— start Source excerpt —
The responsible functions are: \sym{PluginI::oscControl} and
\sym{DssiSynthIF::oscControl} for handling native GUIs,
\sym{PluginI::ctrlPressed} and \sym{ctrlReleased} for MusE
default GUIs and \sym{PluginI::guiParamPressed},
\sym{guiParamReleased}, \sym{guiSliderPressed} and
\sym{guiSliderReleased} for MusE GUIs read from a UI file;
\sym{guiSlider{*}} obviously handle sliders, while \sym{guiParam{*}}
handle everything else which is not a slider. They call
\sym{PluginI::enableController} to enable/disable it.

Furthermore, on every song stop or seek, \sym{PluginI::enableAllControllers}
is called, which re-enables all controllers again. The call paths for
this are:
\begin{itemize}
\item For stop: \sym{Song::stopRolling} calls
                \sym{Song::processAutomationEvents} calls
                \sym{Song::clearRecAu{\-}to{\-}ma{\-}tion} calls
                \sym{Track::clearRecAutomation} calls
                \sym{PluginI::enableAllControllers}
\item For seek: \sym{Audio::seek} sends a message ("\sym{G}") to
                \sym{Song::seqSignal} which calls
                \sym{Song::clearRecAutomation} which calls
                \sym{PluginI::enableAllControllers}
\end{itemize}




\chapter{Design decisions}
\section{Automation}
As of revision 1490, automation is handled in two ways: User-generated
(live) automation data (generated by the user moving sliders while playing)
is fed into \sym{PluginI::{\_}controlFifo}. Automation data is kept
in \sym{AudioTrack::{\_}controller}, which is a \sym{CtrlListList},
that is, a list of \sym{CtrlList}s, that is, a list of lists of
controller-objects which hold the control points of the automation graph.
The \sym{CtrlList} also stores whether the list is meant discrete
(a new control point results in a value-jump) or continous (a new control
point results in the value slowly sloping to the new value).

While \sym{PluginI::{\_}controlFifo} can be queried very quickly and
thus is processed with a very high resolution (only limited by the
minimum control period setting), the automation value are expensive to
query, and are only processed once in an audio \emph{driver} period.
This might lead to noticeable jumps in value.

This could possibly be solved in two ways:
\paragraph{Maintaining a slave control list}
This approach would maintain a fully redundant slave control list,
similar to \sym{PluginI::{\_}controlFifo}. This list must be updated
every time any automation-related thing is changed, and shall contain
every controller change as a tuple of controller number and value.
This could be processed in the same loop as \sym{PluginI::{\_}controlFifo},
making it comfortable to implement; furthermore, it allows to cleanly
offer automation-settings at other places in future (such as storing
automation data in parts or similar).

\paragraph{Holding iterators}
We also could hold a list of iterators of the single \sym{CtrlList}s.
This would also cause low CPU usage, because usually, the iterators only
need to be incremented once. However, it is pretty complex to implement,
because the iterators may become totally wrong (because of a seek in the
song), and we must iterate through a whole list of iterators.

\paragraph{Just use the current data access functions}
By just using the current functions for accessing automation data,
we might get a quick-and-dirty solution, which however wastes way too
much CPU ressources. This is because on \emph{every single frame}, we
need to do a binary search on multiple controller lists.
— end Source excerpt —
— start Listed entries —
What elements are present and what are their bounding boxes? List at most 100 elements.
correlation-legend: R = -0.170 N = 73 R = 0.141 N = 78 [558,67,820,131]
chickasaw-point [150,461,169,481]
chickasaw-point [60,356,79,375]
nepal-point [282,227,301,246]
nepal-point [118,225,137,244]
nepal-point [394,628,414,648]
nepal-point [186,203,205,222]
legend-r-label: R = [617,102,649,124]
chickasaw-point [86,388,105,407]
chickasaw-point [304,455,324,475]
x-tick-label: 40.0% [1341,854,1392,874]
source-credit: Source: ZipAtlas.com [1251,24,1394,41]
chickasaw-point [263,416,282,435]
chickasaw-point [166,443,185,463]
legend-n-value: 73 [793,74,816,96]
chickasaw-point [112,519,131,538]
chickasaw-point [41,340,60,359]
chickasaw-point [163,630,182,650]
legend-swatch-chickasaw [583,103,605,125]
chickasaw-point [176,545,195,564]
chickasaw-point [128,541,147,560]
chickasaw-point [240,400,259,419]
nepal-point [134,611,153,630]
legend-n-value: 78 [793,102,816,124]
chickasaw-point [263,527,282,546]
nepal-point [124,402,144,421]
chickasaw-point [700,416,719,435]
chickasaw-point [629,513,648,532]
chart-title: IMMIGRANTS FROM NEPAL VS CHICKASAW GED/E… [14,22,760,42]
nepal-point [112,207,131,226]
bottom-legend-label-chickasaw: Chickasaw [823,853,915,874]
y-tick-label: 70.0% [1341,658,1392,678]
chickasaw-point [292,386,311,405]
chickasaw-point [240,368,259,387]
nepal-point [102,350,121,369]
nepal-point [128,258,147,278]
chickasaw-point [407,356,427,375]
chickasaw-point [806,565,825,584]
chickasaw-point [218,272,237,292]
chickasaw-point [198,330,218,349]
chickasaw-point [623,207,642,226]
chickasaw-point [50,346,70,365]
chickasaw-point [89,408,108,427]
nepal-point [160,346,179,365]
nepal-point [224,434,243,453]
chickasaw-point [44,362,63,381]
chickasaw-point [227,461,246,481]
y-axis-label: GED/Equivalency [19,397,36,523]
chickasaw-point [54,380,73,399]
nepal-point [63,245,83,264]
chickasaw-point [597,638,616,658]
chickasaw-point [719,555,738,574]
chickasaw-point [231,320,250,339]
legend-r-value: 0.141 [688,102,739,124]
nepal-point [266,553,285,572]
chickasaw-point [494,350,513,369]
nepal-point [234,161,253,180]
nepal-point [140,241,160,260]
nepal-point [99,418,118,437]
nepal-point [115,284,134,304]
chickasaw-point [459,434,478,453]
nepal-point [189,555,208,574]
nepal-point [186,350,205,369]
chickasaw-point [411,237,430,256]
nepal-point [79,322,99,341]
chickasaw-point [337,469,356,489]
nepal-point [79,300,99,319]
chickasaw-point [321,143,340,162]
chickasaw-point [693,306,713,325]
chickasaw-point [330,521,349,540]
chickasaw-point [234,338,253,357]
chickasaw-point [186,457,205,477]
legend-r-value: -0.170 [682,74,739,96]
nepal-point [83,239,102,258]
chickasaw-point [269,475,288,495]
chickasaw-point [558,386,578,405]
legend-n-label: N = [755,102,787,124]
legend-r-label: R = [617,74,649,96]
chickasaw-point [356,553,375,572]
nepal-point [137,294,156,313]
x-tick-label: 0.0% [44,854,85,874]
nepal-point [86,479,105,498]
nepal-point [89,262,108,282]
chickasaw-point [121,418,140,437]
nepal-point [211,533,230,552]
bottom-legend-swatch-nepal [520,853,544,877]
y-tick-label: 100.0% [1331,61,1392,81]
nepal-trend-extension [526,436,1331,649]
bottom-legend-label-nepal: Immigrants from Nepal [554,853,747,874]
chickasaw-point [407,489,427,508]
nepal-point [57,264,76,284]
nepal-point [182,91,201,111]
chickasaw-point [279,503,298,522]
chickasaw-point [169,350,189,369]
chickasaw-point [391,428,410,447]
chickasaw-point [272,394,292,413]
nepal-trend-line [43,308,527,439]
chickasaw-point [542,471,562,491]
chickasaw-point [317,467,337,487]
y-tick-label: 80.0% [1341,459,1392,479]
— end Listed entries —
Aim:
Using the MusE automation excerpt above, answer each question briefly.
(a) Which function is called on every song stop or seek to re-enable all controllers?
(b) In which member is automation data kept?
(c) What must be done on every single frame if the current data access functions are used?

Task solution:
(a) PluginI::enableAllControllers
(b) AudioTrack::_controller
(c) A binary search on multiple controller lists.